**TASK DESCRIPTION**
Search the data for "into". Return each matching line.

■ ■ ■ ■

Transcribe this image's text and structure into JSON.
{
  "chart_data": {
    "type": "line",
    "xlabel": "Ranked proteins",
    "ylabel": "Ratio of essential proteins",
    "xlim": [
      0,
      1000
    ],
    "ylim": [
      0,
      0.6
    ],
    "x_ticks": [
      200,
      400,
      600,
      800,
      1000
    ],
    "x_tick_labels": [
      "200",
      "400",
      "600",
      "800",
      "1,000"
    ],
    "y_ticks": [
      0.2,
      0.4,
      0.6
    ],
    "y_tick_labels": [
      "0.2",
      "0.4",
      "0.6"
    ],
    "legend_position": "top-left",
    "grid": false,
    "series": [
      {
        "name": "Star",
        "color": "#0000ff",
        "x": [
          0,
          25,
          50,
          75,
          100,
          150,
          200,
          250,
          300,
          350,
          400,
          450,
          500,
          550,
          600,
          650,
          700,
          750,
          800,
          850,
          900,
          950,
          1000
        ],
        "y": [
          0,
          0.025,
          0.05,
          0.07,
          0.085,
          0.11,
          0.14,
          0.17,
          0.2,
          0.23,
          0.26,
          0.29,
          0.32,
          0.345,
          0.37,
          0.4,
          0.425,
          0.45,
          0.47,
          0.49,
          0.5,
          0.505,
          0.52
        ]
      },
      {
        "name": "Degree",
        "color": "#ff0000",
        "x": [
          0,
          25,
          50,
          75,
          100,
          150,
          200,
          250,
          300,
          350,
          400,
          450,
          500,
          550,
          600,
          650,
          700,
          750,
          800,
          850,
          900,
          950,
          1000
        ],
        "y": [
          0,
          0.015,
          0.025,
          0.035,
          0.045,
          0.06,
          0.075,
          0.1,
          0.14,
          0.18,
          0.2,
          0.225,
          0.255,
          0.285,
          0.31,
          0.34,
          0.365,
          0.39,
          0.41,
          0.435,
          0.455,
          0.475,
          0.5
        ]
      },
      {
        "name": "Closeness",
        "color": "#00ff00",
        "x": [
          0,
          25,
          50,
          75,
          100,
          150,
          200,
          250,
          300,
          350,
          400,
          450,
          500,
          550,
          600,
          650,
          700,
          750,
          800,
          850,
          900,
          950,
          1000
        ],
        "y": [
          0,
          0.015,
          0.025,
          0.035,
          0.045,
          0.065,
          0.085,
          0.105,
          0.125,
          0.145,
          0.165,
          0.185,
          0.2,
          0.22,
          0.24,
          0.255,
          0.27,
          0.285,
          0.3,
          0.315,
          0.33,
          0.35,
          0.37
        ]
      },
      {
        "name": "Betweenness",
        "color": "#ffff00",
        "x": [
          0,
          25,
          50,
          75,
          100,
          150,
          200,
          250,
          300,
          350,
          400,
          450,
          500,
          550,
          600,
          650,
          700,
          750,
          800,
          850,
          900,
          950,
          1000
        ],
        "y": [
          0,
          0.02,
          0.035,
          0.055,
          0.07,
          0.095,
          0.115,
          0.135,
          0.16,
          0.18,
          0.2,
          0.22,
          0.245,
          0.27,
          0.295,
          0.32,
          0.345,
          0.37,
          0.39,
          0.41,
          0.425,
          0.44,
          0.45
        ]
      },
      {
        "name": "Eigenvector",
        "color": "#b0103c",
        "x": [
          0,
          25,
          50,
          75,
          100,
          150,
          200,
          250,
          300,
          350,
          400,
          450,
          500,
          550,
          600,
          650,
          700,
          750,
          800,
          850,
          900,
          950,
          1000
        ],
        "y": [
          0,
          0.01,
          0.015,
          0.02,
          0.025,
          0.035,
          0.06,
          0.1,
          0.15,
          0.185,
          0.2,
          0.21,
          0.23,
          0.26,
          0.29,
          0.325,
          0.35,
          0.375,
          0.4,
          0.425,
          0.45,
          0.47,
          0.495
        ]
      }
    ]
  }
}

■ ■ ■ ■

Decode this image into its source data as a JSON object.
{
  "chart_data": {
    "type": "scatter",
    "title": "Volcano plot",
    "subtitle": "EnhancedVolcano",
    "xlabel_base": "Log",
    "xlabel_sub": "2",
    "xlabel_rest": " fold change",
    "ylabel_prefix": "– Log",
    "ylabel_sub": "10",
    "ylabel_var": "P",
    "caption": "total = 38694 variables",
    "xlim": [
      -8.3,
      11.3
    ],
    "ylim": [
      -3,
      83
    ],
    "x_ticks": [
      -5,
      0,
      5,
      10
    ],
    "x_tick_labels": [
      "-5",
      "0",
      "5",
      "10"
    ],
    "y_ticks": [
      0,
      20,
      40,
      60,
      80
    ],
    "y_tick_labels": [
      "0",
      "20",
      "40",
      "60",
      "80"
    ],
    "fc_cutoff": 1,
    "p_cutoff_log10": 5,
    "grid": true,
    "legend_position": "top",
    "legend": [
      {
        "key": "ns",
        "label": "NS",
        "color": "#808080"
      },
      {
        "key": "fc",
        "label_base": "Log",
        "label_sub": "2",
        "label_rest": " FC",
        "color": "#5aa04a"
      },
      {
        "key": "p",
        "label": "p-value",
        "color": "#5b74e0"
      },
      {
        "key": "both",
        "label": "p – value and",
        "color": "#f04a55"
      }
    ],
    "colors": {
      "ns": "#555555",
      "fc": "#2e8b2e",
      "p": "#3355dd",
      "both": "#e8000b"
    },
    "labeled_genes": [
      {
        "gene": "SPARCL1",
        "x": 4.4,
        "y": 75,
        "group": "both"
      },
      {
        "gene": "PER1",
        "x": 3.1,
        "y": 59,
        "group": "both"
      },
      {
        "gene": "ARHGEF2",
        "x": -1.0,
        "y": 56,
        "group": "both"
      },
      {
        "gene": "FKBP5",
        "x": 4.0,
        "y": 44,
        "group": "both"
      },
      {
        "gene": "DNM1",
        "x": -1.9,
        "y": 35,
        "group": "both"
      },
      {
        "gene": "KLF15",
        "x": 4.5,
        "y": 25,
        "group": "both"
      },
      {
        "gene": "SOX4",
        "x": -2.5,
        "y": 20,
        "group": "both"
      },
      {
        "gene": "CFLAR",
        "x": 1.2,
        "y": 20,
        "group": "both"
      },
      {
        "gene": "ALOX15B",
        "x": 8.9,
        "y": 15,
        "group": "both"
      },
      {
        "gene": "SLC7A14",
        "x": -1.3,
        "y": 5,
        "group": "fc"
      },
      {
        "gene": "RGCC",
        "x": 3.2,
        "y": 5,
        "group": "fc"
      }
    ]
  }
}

■ ■ ■ ■

**OUTPUT OF THE TASK**
Transcribe this image's text and structure into JSON.
Decode this image into its source data as a JSON object.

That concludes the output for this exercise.